## [Data rows]
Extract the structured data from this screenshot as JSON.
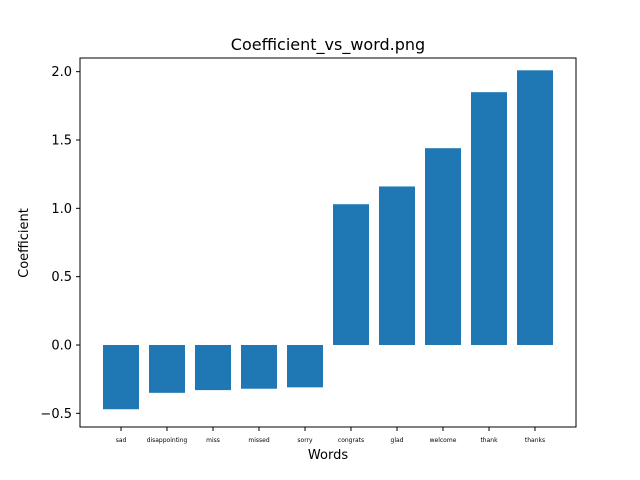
{
  "chart_data": {
    "type": "bar",
    "title": "Coefficient_vs_word.png",
    "xlabel": "Words",
    "ylabel": "Coefficient",
    "categories": [
      "sad",
      "disappointing",
      "miss",
      "missed",
      "sorry",
      "congrats",
      "glad",
      "welcome",
      "thank",
      "thanks"
    ],
    "values": [
      -0.47,
      -0.35,
      -0.33,
      -0.32,
      -0.31,
      1.03,
      1.16,
      1.44,
      1.85,
      2.01
    ],
    "ylim": [
      -0.6,
      2.1
    ],
    "yticks": [
      -0.5,
      0.0,
      0.5,
      1.0,
      1.5,
      2.0
    ],
    "ytick_labels": [
      "−0.5",
      "0.0",
      "0.5",
      "1.0",
      "1.5",
      "2.0"
    ],
    "bar_color": "#1f77b4",
    "grid": false,
    "legend": false
  }
}
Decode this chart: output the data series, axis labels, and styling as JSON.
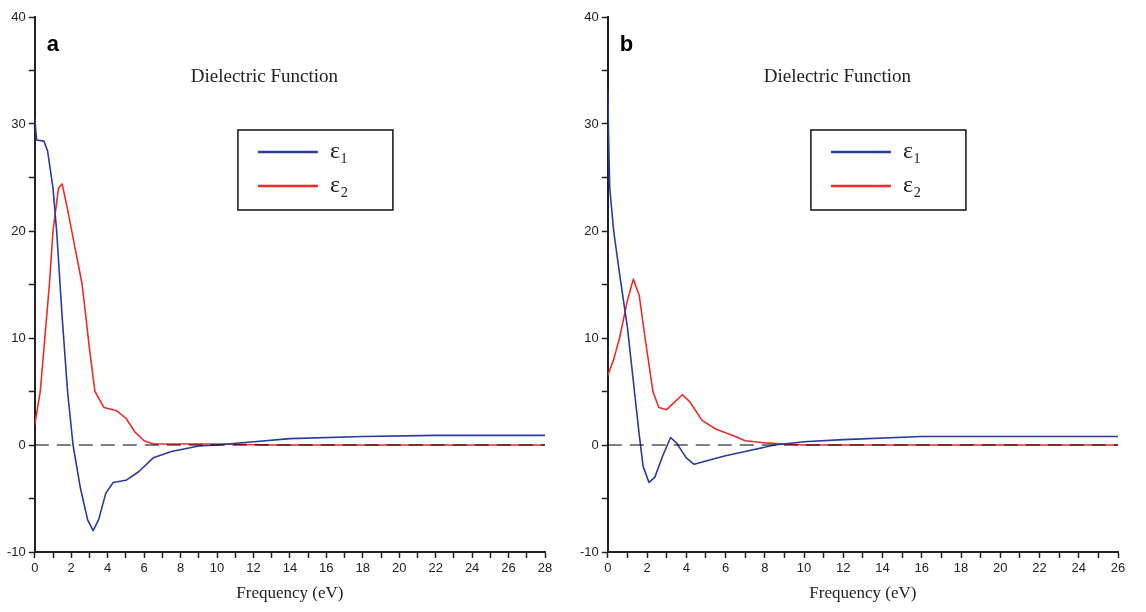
{
  "chart_data": [
    {
      "type": "line",
      "title": "Dielectric Function",
      "xlabel": "Frequency (eV)",
      "annotations": [
        "a"
      ],
      "legend": "top",
      "marker": "none",
      "line_style": "solid",
      "grid": false,
      "xlim": [
        0,
        28
      ],
      "xticks": [
        0,
        {
          "value": 1,
          "label": null
        },
        2,
        {
          "value": 3,
          "label": null
        },
        4,
        {
          "value": 5,
          "label": null
        },
        6,
        {
          "value": 7,
          "label": null
        },
        8,
        {
          "value": 9,
          "label": null
        },
        10,
        {
          "value": 11,
          "label": null
        },
        12,
        {
          "value": 13,
          "label": null
        },
        14,
        {
          "value": 15,
          "label": null
        },
        16,
        {
          "value": 17,
          "label": null
        },
        18,
        {
          "value": 19,
          "label": null
        },
        20,
        {
          "value": 21,
          "label": null
        },
        22,
        {
          "value": 23,
          "label": null
        },
        24,
        {
          "value": 25,
          "label": null
        },
        26,
        {
          "value": 27,
          "label": null
        },
        28
      ],
      "ylim": [
        -10,
        40
      ],
      "yticks": [
        -10,
        {
          "value": -5,
          "label": null
        },
        0,
        {
          "value": 5,
          "label": null
        },
        10,
        {
          "value": 15,
          "label": null
        },
        20,
        {
          "value": 25,
          "label": null
        },
        30,
        {
          "value": 35,
          "label": null
        },
        40
      ],
      "ref_lines": [
        {
          "axis": "y",
          "value": 0,
          "color": "#000000",
          "line_style": "dashed"
        }
      ],
      "series": [
        {
          "name": "ε₁",
          "color": "#2b3a9c",
          "x": [
            0,
            0.1,
            0.5,
            0.7,
            1.0,
            1.2,
            1.5,
            1.8,
            2.1,
            2.5,
            2.9,
            3.2,
            3.5,
            3.9,
            4.3,
            5.0,
            5.7,
            6.5,
            7.5,
            9,
            10,
            12,
            14,
            18,
            22,
            28
          ],
          "values": [
            30.5,
            28.5,
            28.4,
            27.5,
            24,
            20,
            12,
            5,
            0,
            -4,
            -7,
            -8,
            -7,
            -4.5,
            -3.5,
            -3.3,
            -2.5,
            -1.2,
            -0.6,
            -0.1,
            0,
            0.3,
            0.6,
            0.8,
            0.9,
            0.9
          ]
        },
        {
          "name": "ε₂",
          "color": "#ee2a2a",
          "x": [
            0,
            0.3,
            0.5,
            0.8,
            1.0,
            1.3,
            1.5,
            1.8,
            2.2,
            2.6,
            3.0,
            3.3,
            3.8,
            4.5,
            5.0,
            5.5,
            6,
            6.5,
            10,
            13,
            28
          ],
          "values": [
            1.9,
            5,
            9,
            15,
            20,
            24,
            24.4,
            22,
            18.5,
            15,
            9,
            5,
            3.5,
            3.2,
            2.5,
            1.2,
            0.4,
            0.1,
            0.1,
            0,
            0
          ]
        }
      ]
    },
    {
      "type": "line",
      "title": "Dielectric Function",
      "xlabel": "Frequency (eV)",
      "annotations": [
        "b"
      ],
      "legend": "top",
      "marker": "none",
      "line_style": "solid",
      "grid": false,
      "xlim": [
        0,
        26
      ],
      "xticks": [
        0,
        {
          "value": 1,
          "label": null
        },
        2,
        {
          "value": 3,
          "label": null
        },
        4,
        {
          "value": 5,
          "label": null
        },
        6,
        {
          "value": 7,
          "label": null
        },
        8,
        {
          "value": 9,
          "label": null
        },
        10,
        {
          "value": 11,
          "label": null
        },
        12,
        {
          "value": 13,
          "label": null
        },
        14,
        {
          "value": 15,
          "label": null
        },
        16,
        {
          "value": 17,
          "label": null
        },
        18,
        {
          "value": 19,
          "label": null
        },
        20,
        {
          "value": 21,
          "label": null
        },
        22,
        {
          "value": 23,
          "label": null
        },
        24,
        {
          "value": 25,
          "label": null
        },
        26
      ],
      "ylim": [
        -10,
        40
      ],
      "yticks": [
        -10,
        {
          "value": -5,
          "label": null
        },
        0,
        {
          "value": 5,
          "label": null
        },
        10,
        {
          "value": 15,
          "label": null
        },
        20,
        {
          "value": 25,
          "label": null
        },
        30,
        {
          "value": 35,
          "label": null
        },
        40
      ],
      "ref_lines": [
        {
          "axis": "y",
          "value": 0,
          "color": "#000000",
          "line_style": "dashed"
        }
      ],
      "series": [
        {
          "name": "ε₁",
          "color": "#2b3a9c",
          "x": [
            0,
            0.05,
            0.1,
            0.3,
            0.6,
            1.0,
            1.3,
            1.6,
            1.8,
            2.1,
            2.4,
            2.8,
            3.2,
            3.5,
            4.0,
            4.4,
            5,
            6,
            7,
            8.5,
            10,
            12,
            16,
            26
          ],
          "values": [
            33,
            28,
            24,
            20,
            16,
            11,
            6,
            1,
            -2,
            -3.5,
            -3,
            -1,
            0.7,
            0.2,
            -1.2,
            -1.8,
            -1.5,
            -1.0,
            -0.6,
            0,
            0.3,
            0.5,
            0.8,
            0.8
          ]
        },
        {
          "name": "ε₂",
          "color": "#ee2a2a",
          "x": [
            0,
            0.3,
            0.6,
            1.0,
            1.3,
            1.6,
            1.9,
            2.3,
            2.6,
            3.0,
            3.4,
            3.8,
            4.2,
            4.8,
            5.5,
            6.5,
            7,
            8,
            9,
            10,
            26
          ],
          "values": [
            6.5,
            8,
            10,
            13.5,
            15.5,
            14,
            10,
            5,
            3.5,
            3.3,
            4,
            4.7,
            4,
            2.3,
            1.5,
            0.8,
            0.4,
            0.2,
            0.1,
            0,
            0
          ]
        }
      ]
    }
  ]
}
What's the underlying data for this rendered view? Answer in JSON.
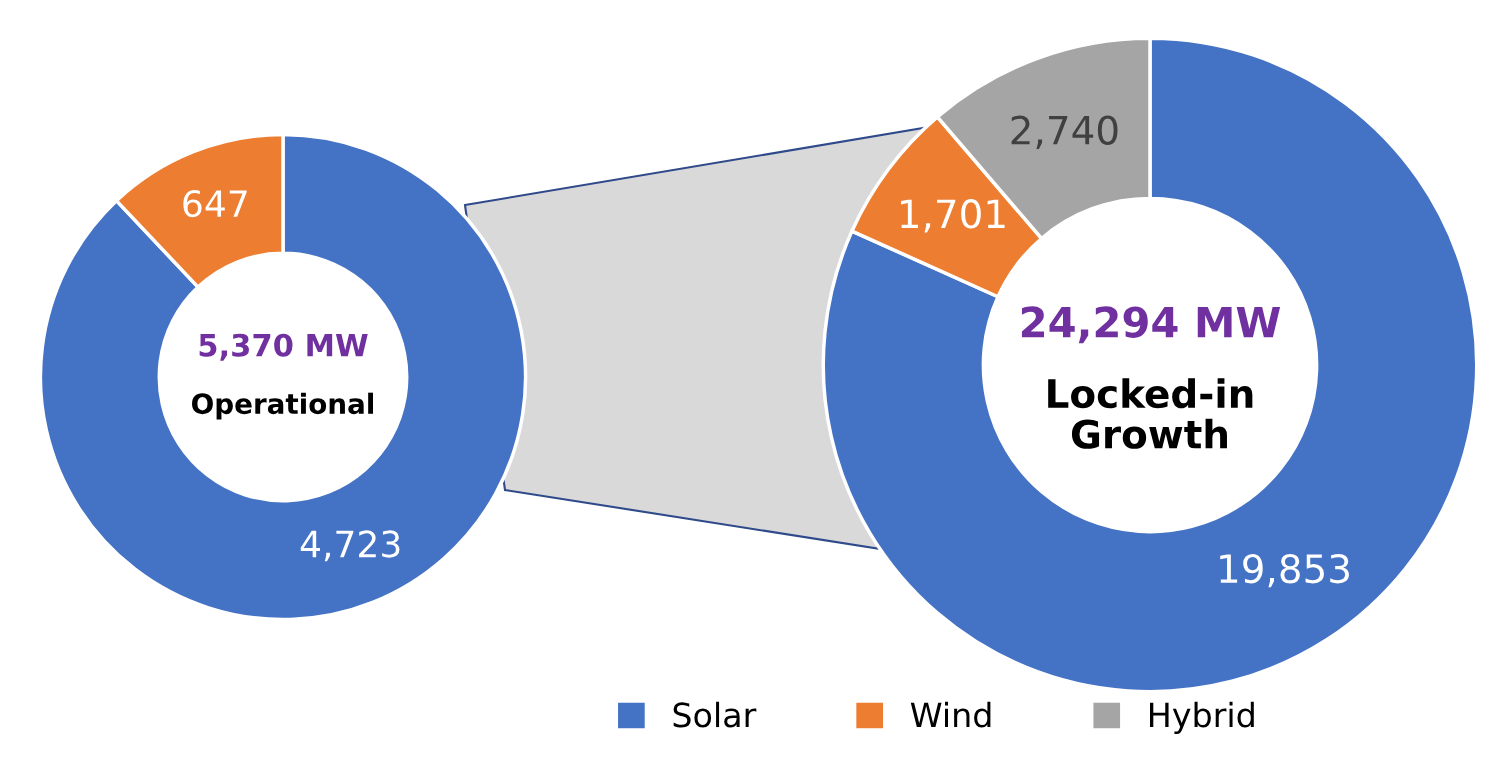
{
  "chart_data": [
    {
      "type": "donut",
      "categories": [
        null,
        null
      ],
      "values": [
        4723,
        647
      ],
      "value_labels": [
        "4,723",
        "647"
      ],
      "colors": [
        "#4472c4",
        "#ed7d31"
      ],
      "annotations": [
        "5,370 MW",
        "Operational"
      ]
    },
    {
      "type": "donut",
      "categories": [
        "Solar",
        "Wind",
        "Hybrid"
      ],
      "values": [
        19853,
        1701,
        2740
      ],
      "value_labels": [
        "19,853",
        "1,701",
        "2,740"
      ],
      "colors": [
        "#4472c4",
        "#ed7d31",
        "#a5a5a5"
      ],
      "annotations": [
        "24,294 MW",
        "Locked-in\nGrowth"
      ],
      "legend": "bottom"
    }
  ]
}
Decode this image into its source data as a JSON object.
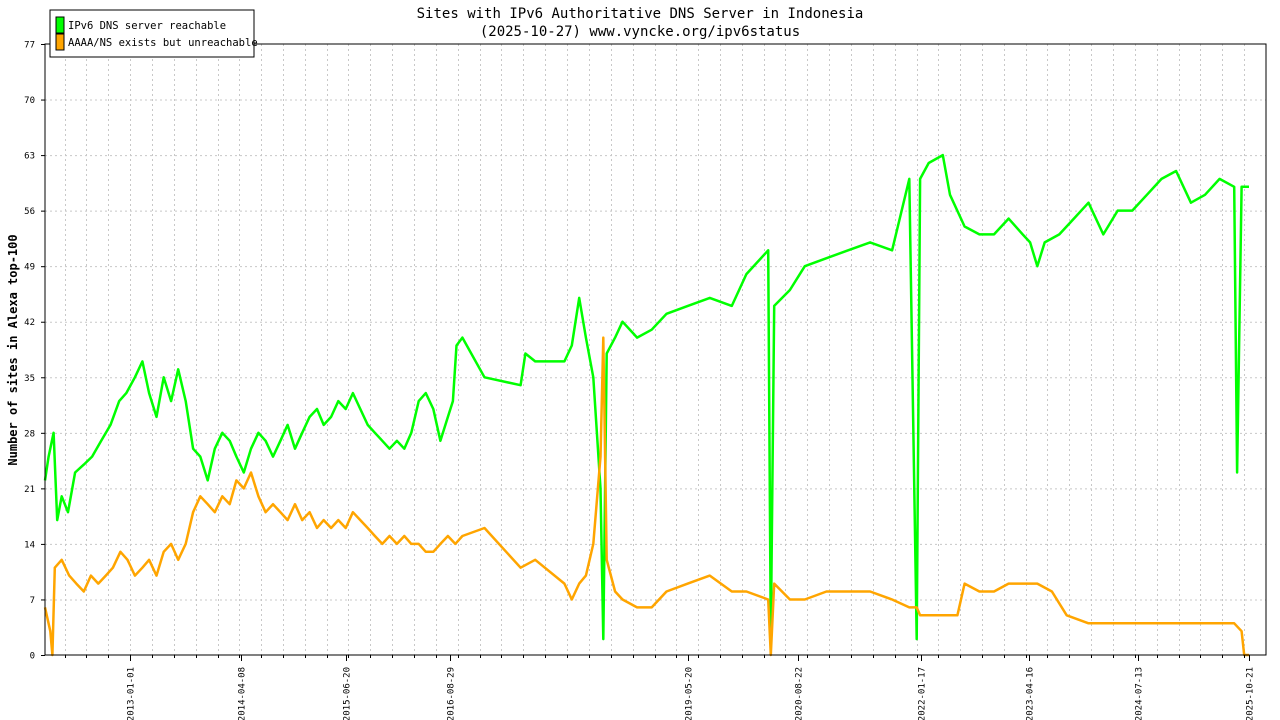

## [Exercise prompt]
Leave out the pictures and output every record above precisely as given.

## [Full output]
Extract the structured data from this screenshot as JSON.
{
  "chart_data": {
    "type": "bar",
    "title": "Coefficient_vs_word.png",
    "xlabel": "Words",
    "ylabel": "Coefficient",
    "categories": [
      "sad",
      "disappointing",
      "miss",
      "missed",
      "sorry",
      "congrats",
      "glad",
      "welcome",
      "thank",
      "thanks"
    ],
    "values": [
      -0.47,
      -0.35,
      -0.33,
      -0.32,
      -0.31,
      1.03,
      1.16,
      1.44,
      1.85,
      2.01
    ],
    "ylim": [
      -0.6,
      2.1
    ],
    "yticks": [
      -0.5,
      0.0,
      0.5,
      1.0,
      1.5,
      2.0
    ],
    "ytick_labels": [
      "−0.5",
      "0.0",
      "0.5",
      "1.0",
      "1.5",
      "2.0"
    ],
    "bar_color": "#1f77b4",
    "grid": false,
    "legend": false
  }
}
Decode this chart: output the data series, axis labels, and styling as JSON.
{
  "chart_data": [
    {
      "type": "line",
      "title": "Dielectric Function",
      "xlabel": "Frequency (eV)",
      "annotations": [
        "a"
      ],
      "legend": "top",
      "marker": "none",
      "line_style": "solid",
      "grid": false,
      "xlim": [
        0,
        28
      ],
      "xticks": [
        0,
        {
          "value": 1,
          "label": null
        },
        2,
        {
          "value": 3,
          "label": null
        },
        4,
        {
          "value": 5,
          "label": null
        },
        6,
        {
          "value": 7,
          "label": null
        },
        8,
        {
          "value": 9,
          "label": null
        },
        10,
        {
          "value": 11,
          "label": null
        },
        12,
        {
          "value": 13,
          "label": null
        },
        14,
        {
          "value": 15,
          "label": null
        },
        16,
        {
          "value": 17,
          "label": null
        },
        18,
        {
          "value": 19,
          "label": null
        },
        20,
        {
          "value": 21,
          "label": null
        },
        22,
        {
          "value": 23,
          "label": null
        },
        24,
        {
          "value": 25,
          "label": null
        },
        26,
        {
          "value": 27,
          "label": null
        },
        28
      ],
      "ylim": [
        -10,
        40
      ],
      "yticks": [
        -10,
        {
          "value": -5,
          "label": null
        },
        0,
        {
          "value": 5,
          "label": null
        },
        10,
        {
          "value": 15,
          "label": null
        },
        20,
        {
          "value": 25,
          "label": null
        },
        30,
        {
          "value": 35,
          "label": null
        },
        40
      ],
      "ref_lines": [
        {
          "axis": "y",
          "value": 0,
          "color": "#000000",
          "line_style": "dashed"
        }
      ],
      "series": [
        {
          "name": "ε₁",
          "color": "#2b3a9c",
          "x": [
            0,
            0.1,
            0.5,
            0.7,
            1.0,
            1.2,
            1.5,
            1.8,
            2.1,
            2.5,
            2.9,
            3.2,
            3.5,
            3.9,
            4.3,
            5.0,
            5.7,
            6.5,
            7.5,
            9,
            10,
            12,
            14,
            18,
            22,
            28
          ],
          "values": [
            30.5,
            28.5,
            28.4,
            27.5,
            24,
            20,
            12,
            5,
            0,
            -4,
            -7,
            -8,
            -7,
            -4.5,
            -3.5,
            -3.3,
            -2.5,
            -1.2,
            -0.6,
            -0.1,
            0,
            0.3,
            0.6,
            0.8,
            0.9,
            0.9
          ]
        },
        {
          "name": "ε₂",
          "color": "#ee2a2a",
          "x": [
            0,
            0.3,
            0.5,
            0.8,
            1.0,
            1.3,
            1.5,
            1.8,
            2.2,
            2.6,
            3.0,
            3.3,
            3.8,
            4.5,
            5.0,
            5.5,
            6,
            6.5,
            10,
            13,
            28
          ],
          "values": [
            1.9,
            5,
            9,
            15,
            20,
            24,
            24.4,
            22,
            18.5,
            15,
            9,
            5,
            3.5,
            3.2,
            2.5,
            1.2,
            0.4,
            0.1,
            0.1,
            0,
            0
          ]
        }
      ]
    },
    {
      "type": "line",
      "title": "Dielectric Function",
      "xlabel": "Frequency (eV)",
      "annotations": [
        "b"
      ],
      "legend": "top",
      "marker": "none",
      "line_style": "solid",
      "grid": false,
      "xlim": [
        0,
        26
      ],
      "xticks": [
        0,
        {
          "value": 1,
          "label": null
        },
        2,
        {
          "value": 3,
          "label": null
        },
        4,
        {
          "value": 5,
          "label": null
        },
        6,
        {
          "value": 7,
          "label": null
        },
        8,
        {
          "value": 9,
          "label": null
        },
        10,
        {
          "value": 11,
          "label": null
        },
        12,
        {
          "value": 13,
          "label": null
        },
        14,
        {
          "value": 15,
          "label": null
        },
        16,
        {
          "value": 17,
          "label": null
        },
        18,
        {
          "value": 19,
          "label": null
        },
        20,
        {
          "value": 21,
          "label": null
        },
        22,
        {
          "value": 23,
          "label": null
        },
        24,
        {
          "value": 25,
          "label": null
        },
        26
      ],
      "ylim": [
        -10,
        40
      ],
      "yticks": [
        -10,
        {
          "value": -5,
          "label": null
        },
        0,
        {
          "value": 5,
          "label": null
        },
        10,
        {
          "value": 15,
          "label": null
        },
        20,
        {
          "value": 25,
          "label": null
        },
        30,
        {
          "value": 35,
          "label": null
        },
        40
      ],
      "ref_lines": [
        {
          "axis": "y",
          "value": 0,
          "color": "#000000",
          "line_style": "dashed"
        }
      ],
      "series": [
        {
          "name": "ε₁",
          "color": "#2b3a9c",
          "x": [
            0,
            0.05,
            0.1,
            0.3,
            0.6,
            1.0,
            1.3,
            1.6,
            1.8,
            2.1,
            2.4,
            2.8,
            3.2,
            3.5,
            4.0,
            4.4,
            5,
            6,
            7,
            8.5,
            10,
            12,
            16,
            26
          ],
          "values": [
            33,
            28,
            24,
            20,
            16,
            11,
            6,
            1,
            -2,
            -3.5,
            -3,
            -1,
            0.7,
            0.2,
            -1.2,
            -1.8,
            -1.5,
            -1.0,
            -0.6,
            0,
            0.3,
            0.5,
            0.8,
            0.8
          ]
        },
        {
          "name": "ε₂",
          "color": "#ee2a2a",
          "x": [
            0,
            0.3,
            0.6,
            1.0,
            1.3,
            1.6,
            1.9,
            2.3,
            2.6,
            3.0,
            3.4,
            3.8,
            4.2,
            4.8,
            5.5,
            6.5,
            7,
            8,
            9,
            10,
            26
          ],
          "values": [
            6.5,
            8,
            10,
            13.5,
            15.5,
            14,
            10,
            5,
            3.5,
            3.3,
            4,
            4.7,
            4,
            2.3,
            1.5,
            0.8,
            0.4,
            0.2,
            0.1,
            0,
            0
          ]
        }
      ]
    }
  ]
}
What's the underlying data for this rendered view? Answer in JSON.
{
  "chart_data": [
    {
      "type": "donut",
      "categories": [
        null,
        null
      ],
      "values": [
        4723,
        647
      ],
      "value_labels": [
        "4,723",
        "647"
      ],
      "colors": [
        "#4472c4",
        "#ed7d31"
      ],
      "annotations": [
        "5,370 MW",
        "Operational"
      ]
    },
    {
      "type": "donut",
      "categories": [
        "Solar",
        "Wind",
        "Hybrid"
      ],
      "values": [
        19853,
        1701,
        2740
      ],
      "value_labels": [
        "19,853",
        "1,701",
        "2,740"
      ],
      "colors": [
        "#4472c4",
        "#ed7d31",
        "#a5a5a5"
      ],
      "annotations": [
        "24,294 MW",
        "Locked-in\nGrowth"
      ],
      "legend": "bottom"
    }
  ]
}
Decode this image into its source data as a JSON object.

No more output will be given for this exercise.